** Aim of the exercise **
Give all of the lines again, with nothing added or dropped.

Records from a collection

○ ○ ○ ○

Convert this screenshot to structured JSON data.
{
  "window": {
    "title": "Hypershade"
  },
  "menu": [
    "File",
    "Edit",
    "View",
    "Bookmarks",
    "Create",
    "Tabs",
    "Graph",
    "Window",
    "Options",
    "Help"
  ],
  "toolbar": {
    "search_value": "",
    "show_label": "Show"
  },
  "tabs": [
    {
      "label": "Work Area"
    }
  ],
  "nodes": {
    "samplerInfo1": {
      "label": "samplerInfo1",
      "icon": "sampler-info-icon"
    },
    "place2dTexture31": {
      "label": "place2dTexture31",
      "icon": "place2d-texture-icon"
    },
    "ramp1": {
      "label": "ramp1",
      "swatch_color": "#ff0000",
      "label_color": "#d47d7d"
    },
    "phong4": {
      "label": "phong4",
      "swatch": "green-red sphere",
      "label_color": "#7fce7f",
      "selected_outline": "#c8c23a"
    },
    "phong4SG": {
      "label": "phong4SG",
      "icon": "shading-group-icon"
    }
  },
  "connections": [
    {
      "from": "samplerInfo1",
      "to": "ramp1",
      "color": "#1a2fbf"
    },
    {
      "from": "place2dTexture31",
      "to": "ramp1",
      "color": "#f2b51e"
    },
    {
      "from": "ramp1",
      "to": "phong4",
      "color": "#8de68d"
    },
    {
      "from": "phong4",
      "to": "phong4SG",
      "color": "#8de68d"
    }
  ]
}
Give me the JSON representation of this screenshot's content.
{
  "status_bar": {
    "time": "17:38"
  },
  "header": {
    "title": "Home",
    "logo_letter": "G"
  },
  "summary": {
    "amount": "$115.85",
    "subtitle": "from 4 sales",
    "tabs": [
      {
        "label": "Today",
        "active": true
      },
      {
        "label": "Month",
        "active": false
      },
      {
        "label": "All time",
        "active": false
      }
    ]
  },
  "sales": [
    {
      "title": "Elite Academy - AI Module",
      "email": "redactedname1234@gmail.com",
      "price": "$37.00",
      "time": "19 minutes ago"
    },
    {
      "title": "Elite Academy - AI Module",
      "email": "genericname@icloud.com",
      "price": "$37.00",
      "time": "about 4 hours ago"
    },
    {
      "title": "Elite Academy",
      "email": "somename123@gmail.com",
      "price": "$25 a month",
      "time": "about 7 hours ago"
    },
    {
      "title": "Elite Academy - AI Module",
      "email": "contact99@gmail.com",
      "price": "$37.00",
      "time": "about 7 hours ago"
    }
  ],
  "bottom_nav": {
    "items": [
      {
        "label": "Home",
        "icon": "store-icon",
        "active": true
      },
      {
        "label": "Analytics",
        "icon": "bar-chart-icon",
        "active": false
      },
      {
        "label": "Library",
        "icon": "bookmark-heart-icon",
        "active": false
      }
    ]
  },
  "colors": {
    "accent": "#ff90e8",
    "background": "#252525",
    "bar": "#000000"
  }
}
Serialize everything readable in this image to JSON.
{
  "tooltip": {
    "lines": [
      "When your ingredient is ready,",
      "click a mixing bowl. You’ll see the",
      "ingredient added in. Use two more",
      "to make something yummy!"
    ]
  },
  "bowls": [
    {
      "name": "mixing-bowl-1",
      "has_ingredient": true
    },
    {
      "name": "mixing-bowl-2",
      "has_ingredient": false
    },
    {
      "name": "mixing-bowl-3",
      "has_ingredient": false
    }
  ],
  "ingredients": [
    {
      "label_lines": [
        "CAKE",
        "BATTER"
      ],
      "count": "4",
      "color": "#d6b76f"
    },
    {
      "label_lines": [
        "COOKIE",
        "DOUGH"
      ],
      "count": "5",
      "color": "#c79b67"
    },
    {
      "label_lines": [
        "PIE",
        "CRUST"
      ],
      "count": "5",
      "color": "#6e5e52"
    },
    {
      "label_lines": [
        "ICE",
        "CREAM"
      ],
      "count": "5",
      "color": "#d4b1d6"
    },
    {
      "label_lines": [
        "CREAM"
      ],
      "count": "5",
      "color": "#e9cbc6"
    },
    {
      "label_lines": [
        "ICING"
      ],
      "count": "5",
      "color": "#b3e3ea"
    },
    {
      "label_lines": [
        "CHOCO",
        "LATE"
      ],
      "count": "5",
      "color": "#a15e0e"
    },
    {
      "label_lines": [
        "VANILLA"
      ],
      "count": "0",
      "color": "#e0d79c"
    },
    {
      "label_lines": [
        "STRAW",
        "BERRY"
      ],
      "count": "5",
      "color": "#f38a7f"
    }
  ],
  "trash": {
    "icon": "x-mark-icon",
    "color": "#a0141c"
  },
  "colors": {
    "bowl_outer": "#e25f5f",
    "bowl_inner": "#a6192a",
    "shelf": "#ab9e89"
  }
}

○ ○ ○ ○

** Exercise result **
Convert this screenshot to structured JSON data.
{
  "window": {
    "title": "Hypershade"
  },
  "menu": [
    "File",
    "Edit",
    "View",
    "Bookmarks",
    "Create",
    "Tabs",
    "Graph",
    "Window",
    "Options",
    "Help"
  ],
  "toolbar": {
    "search_value": "",
    "show_label": "Show"
  },
  "tabs": [
    {
      "label": "Work Area"
    }
  ],
  "nodes": {
    "samplerInfo1": {
      "label": "samplerInfo1",
      "icon": "sampler-info-icon"
    },
    "place2dTexture31": {
      "label": "place2dTexture31",
      "icon": "place2d-texture-icon"
    },
    "ramp1": {
      "label": "ramp1",
      "swatch_color": "#ff0000",
      "label_color": "#d47d7d"
    },
    "phong4": {
      "label": "phong4",
      "swatch": "green-red sphere",
      "label_color": "#7fce7f",
      "selected_outline": "#c8c23a"
    },
    "phong4SG": {
      "label": "phong4SG",
      "icon": "shading-group-icon"
    }
  },
  "connections": [
    {
      "from": "samplerInfo1",
      "to": "ramp1",
      "color": "#1a2fbf"
    },
    {
      "from": "place2dTexture31",
      "to": "ramp1",
      "color": "#f2b51e"
    },
    {
      "from": "ramp1",
      "to": "phong4",
      "color": "#8de68d"
    },
    {
      "from": "phong4",
      "to": "phong4SG",
      "color": "#8de68d"
    }
  ]
}
Give me the JSON representation of this screenshot's content.
{
  "status_bar": {
    "time": "17:38"
  },
  "header": {
    "title": "Home",
    "logo_letter": "G"
  },
  "summary": {
    "amount": "$115.85",
    "subtitle": "from 4 sales",
    "tabs": [
      {
        "label": "Today",
        "active": true
      },
      {
        "label": "Month",
        "active": false
      },
      {
        "label": "All time",
        "active": false
      }
    ]
  },
  "sales": [
    {
      "title": "Elite Academy - AI Module",
      "email": "redactedname1234@gmail.com",
      "price": "$37.00",
      "time": "19 minutes ago"
    },
    {
      "title": "Elite Academy - AI Module",
      "email": "genericname@icloud.com",
      "price": "$37.00",
      "time": "about 4 hours ago"
    },
    {
      "title": "Elite Academy",
      "email": "somename123@gmail.com",
      "price": "$25 a month",
      "time": "about 7 hours ago"
    },
    {
      "title": "Elite Academy - AI Module",
      "email": "contact99@gmail.com",
      "price": "$37.00",
      "time": "about 7 hours ago"
    }
  ],
  "bottom_nav": {
    "items": [
      {
        "label": "Home",
        "icon": "store-icon",
        "active": true
      },
      {
        "label": "Analytics",
        "icon": "bar-chart-icon",
        "active": false
      },
      {
        "label": "Library",
        "icon": "bookmark-heart-icon",
        "active": false
      }
    ]
  },
  "colors": {
    "accent": "#ff90e8",
    "background": "#252525",
    "bar": "#000000"
  }
}
Serialize everything readable in this image to JSON.
{
  "tooltip": {
    "lines": [
      "When your ingredient is ready,",
      "click a mixing bowl. You’ll see the",
      "ingredient added in. Use two more",
      "to make something yummy!"
    ]
  },
  "bowls": [
    {
      "name": "mixing-bowl-1",
      "has_ingredient": true
    },
    {
      "name": "mixing-bowl-2",
      "has_ingredient": false
    },
    {
      "name": "mixing-bowl-3",
      "has_ingredient": false
    }
  ],
  "ingredients": [
    {
      "label_lines": [
        "CAKE",
        "BATTER"
      ],
      "count": "4",
      "color": "#d6b76f"
    },
    {
      "label_lines": [
        "COOKIE",
        "DOUGH"
      ],
      "count": "5",
      "color": "#c79b67"
    },
    {
      "label_lines": [
        "PIE",
        "CRUST"
      ],
      "count": "5",
      "color": "#6e5e52"
    },
    {
      "label_lines": [
        "ICE",
        "CREAM"
      ],
      "count": "5",
      "color": "#d4b1d6"
    },
    {
      "label_lines": [
        "CREAM"
      ],
      "count": "5",
      "color": "#e9cbc6"
    },
    {
      "label_lines": [
        "ICING"
      ],
      "count": "5",
      "color": "#b3e3ea"
    },
    {
      "label_lines": [
        "CHOCO",
        "LATE"
      ],
      "count": "5",
      "color": "#a15e0e"
    },
    {
      "label_lines": [
        "VANILLA"
      ],
      "count": "0",
      "color": "#e0d79c"
    },
    {
      "label_lines": [
        "STRAW",
        "BERRY"
      ],
      "count": "5",
      "color": "#f38a7f"
    }
  ],
  "trash": {
    "icon": "x-mark-icon",
    "color": "#a0141c"
  },
  "colors": {
    "bowl_outer": "#e25f5f",
    "bowl_inner": "#a6192a",
    "shelf": "#ab9e89"
  }
}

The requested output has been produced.